The records below must be transcribed exactly. Do not include the pictures.

* START *

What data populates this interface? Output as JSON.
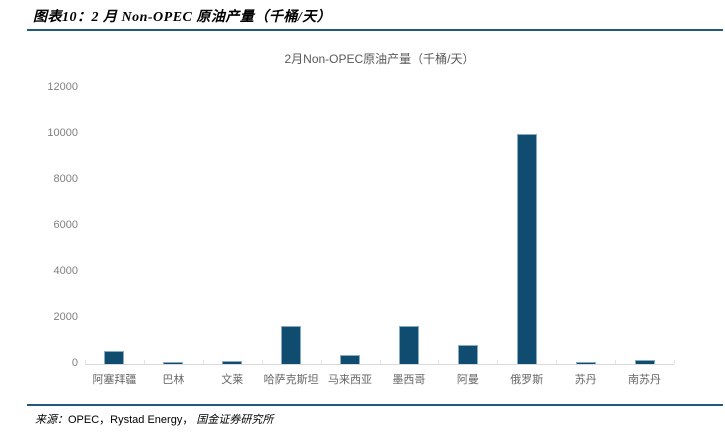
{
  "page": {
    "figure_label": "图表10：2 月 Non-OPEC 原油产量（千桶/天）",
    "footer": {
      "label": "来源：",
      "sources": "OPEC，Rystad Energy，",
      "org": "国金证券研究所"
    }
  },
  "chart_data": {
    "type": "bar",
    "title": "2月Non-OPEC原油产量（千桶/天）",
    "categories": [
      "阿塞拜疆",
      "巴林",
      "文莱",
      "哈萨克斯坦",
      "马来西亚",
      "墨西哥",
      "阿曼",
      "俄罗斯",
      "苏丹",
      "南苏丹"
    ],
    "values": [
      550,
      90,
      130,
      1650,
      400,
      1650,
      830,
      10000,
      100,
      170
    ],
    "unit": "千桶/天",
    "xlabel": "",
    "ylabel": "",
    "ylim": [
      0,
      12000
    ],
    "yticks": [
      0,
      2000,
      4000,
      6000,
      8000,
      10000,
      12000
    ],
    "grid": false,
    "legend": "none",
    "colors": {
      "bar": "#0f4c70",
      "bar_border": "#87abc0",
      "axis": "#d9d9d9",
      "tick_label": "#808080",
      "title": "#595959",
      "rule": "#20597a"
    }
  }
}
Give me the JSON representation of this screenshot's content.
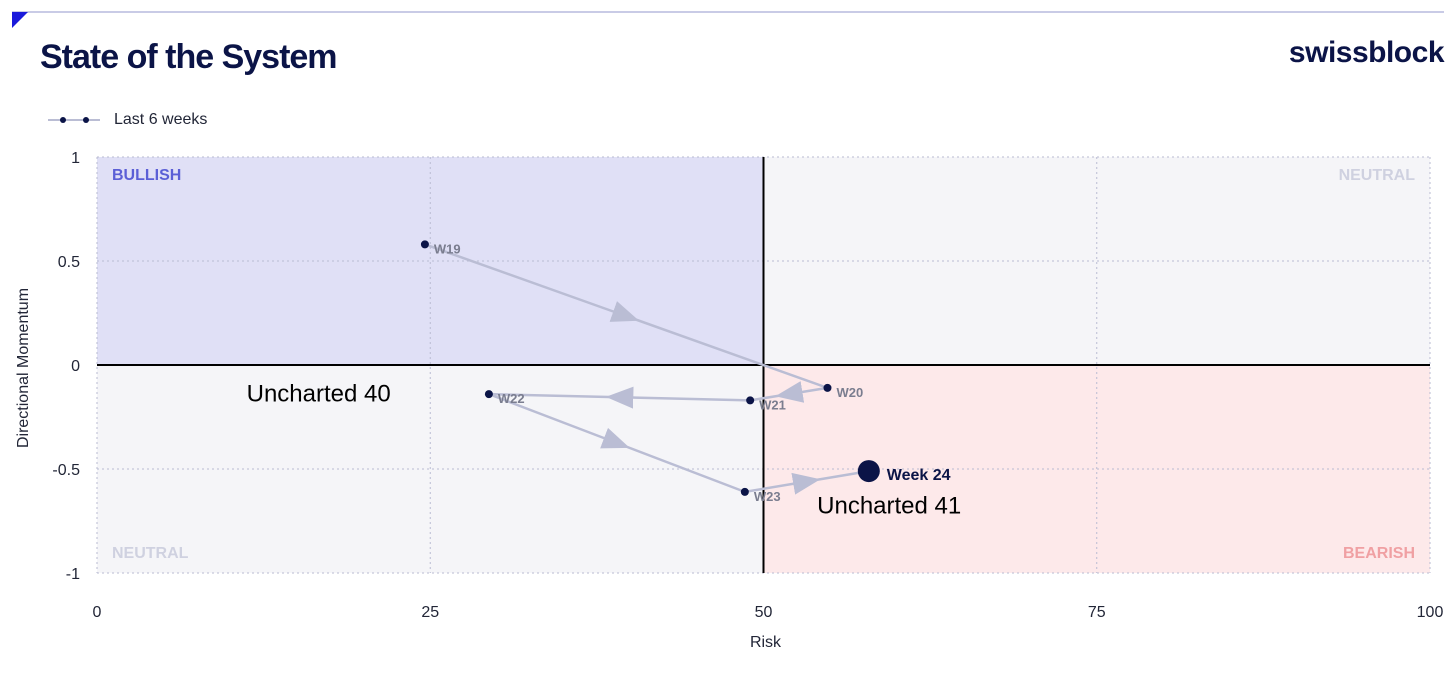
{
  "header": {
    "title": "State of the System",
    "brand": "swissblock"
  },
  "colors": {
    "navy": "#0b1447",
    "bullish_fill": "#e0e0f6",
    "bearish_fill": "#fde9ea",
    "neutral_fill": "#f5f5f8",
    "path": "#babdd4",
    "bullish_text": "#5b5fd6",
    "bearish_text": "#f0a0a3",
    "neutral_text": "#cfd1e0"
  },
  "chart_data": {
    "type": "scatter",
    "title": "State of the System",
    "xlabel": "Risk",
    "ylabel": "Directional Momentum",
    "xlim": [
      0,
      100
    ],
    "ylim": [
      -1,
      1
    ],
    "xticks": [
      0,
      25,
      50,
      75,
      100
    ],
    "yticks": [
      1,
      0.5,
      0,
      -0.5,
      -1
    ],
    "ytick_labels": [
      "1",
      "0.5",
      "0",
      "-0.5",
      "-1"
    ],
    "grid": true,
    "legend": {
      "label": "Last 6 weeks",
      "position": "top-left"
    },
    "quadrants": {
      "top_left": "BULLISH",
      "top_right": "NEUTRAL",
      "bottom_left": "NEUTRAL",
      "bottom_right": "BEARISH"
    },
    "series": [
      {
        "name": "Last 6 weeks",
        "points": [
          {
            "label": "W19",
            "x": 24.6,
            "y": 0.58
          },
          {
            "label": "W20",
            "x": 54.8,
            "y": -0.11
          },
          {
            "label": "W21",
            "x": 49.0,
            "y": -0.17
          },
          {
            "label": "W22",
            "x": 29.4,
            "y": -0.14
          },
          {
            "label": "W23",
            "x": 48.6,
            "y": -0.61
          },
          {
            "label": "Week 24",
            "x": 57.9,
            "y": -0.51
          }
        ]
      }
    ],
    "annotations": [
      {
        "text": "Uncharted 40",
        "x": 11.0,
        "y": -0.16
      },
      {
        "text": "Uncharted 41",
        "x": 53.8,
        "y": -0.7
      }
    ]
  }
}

* END *

**WRITTEN RESPONSE**
What data populates this interface? Output as JSON.
{
  "page": {
    "figure_label": "图表10：2 月 Non-OPEC 原油产量（千桶/天）",
    "footer": {
      "label": "来源：",
      "sources": "OPEC，Rystad Energy，",
      "org": "国金证券研究所"
    }
  },
  "chart_data": {
    "type": "bar",
    "title": "2月Non-OPEC原油产量（千桶/天）",
    "categories": [
      "阿塞拜疆",
      "巴林",
      "文莱",
      "哈萨克斯坦",
      "马来西亚",
      "墨西哥",
      "阿曼",
      "俄罗斯",
      "苏丹",
      "南苏丹"
    ],
    "values": [
      550,
      90,
      130,
      1650,
      400,
      1650,
      830,
      10000,
      100,
      170
    ],
    "unit": "千桶/天",
    "xlabel": "",
    "ylabel": "",
    "ylim": [
      0,
      12000
    ],
    "yticks": [
      0,
      2000,
      4000,
      6000,
      8000,
      10000,
      12000
    ],
    "grid": false,
    "legend": "none",
    "colors": {
      "bar": "#0f4c70",
      "bar_border": "#87abc0",
      "axis": "#d9d9d9",
      "tick_label": "#808080",
      "title": "#595959",
      "rule": "#20597a"
    }
  }
}
Give me the JSON representation of this screenshot's content.
{
  "header": {
    "title": "State of the System",
    "brand": "swissblock"
  },
  "colors": {
    "navy": "#0b1447",
    "bullish_fill": "#e0e0f6",
    "bearish_fill": "#fde9ea",
    "neutral_fill": "#f5f5f8",
    "path": "#babdd4",
    "bullish_text": "#5b5fd6",
    "bearish_text": "#f0a0a3",
    "neutral_text": "#cfd1e0"
  },
  "chart_data": {
    "type": "scatter",
    "title": "State of the System",
    "xlabel": "Risk",
    "ylabel": "Directional Momentum",
    "xlim": [
      0,
      100
    ],
    "ylim": [
      -1,
      1
    ],
    "xticks": [
      0,
      25,
      50,
      75,
      100
    ],
    "yticks": [
      1,
      0.5,
      0,
      -0.5,
      -1
    ],
    "ytick_labels": [
      "1",
      "0.5",
      "0",
      "-0.5",
      "-1"
    ],
    "grid": true,
    "legend": {
      "label": "Last 6 weeks",
      "position": "top-left"
    },
    "quadrants": {
      "top_left": "BULLISH",
      "top_right": "NEUTRAL",
      "bottom_left": "NEUTRAL",
      "bottom_right": "BEARISH"
    },
    "series": [
      {
        "name": "Last 6 weeks",
        "points": [
          {
            "label": "W19",
            "x": 24.6,
            "y": 0.58
          },
          {
            "label": "W20",
            "x": 54.8,
            "y": -0.11
          },
          {
            "label": "W21",
            "x": 49.0,
            "y": -0.17
          },
          {
            "label": "W22",
            "x": 29.4,
            "y": -0.14
          },
          {
            "label": "W23",
            "x": 48.6,
            "y": -0.61
          },
          {
            "label": "Week 24",
            "x": 57.9,
            "y": -0.51
          }
        ]
      }
    ],
    "annotations": [
      {
        "text": "Uncharted 40",
        "x": 11.0,
        "y": -0.16
      },
      {
        "text": "Uncharted 41",
        "x": 53.8,
        "y": -0.7
      }
    ]
  }
}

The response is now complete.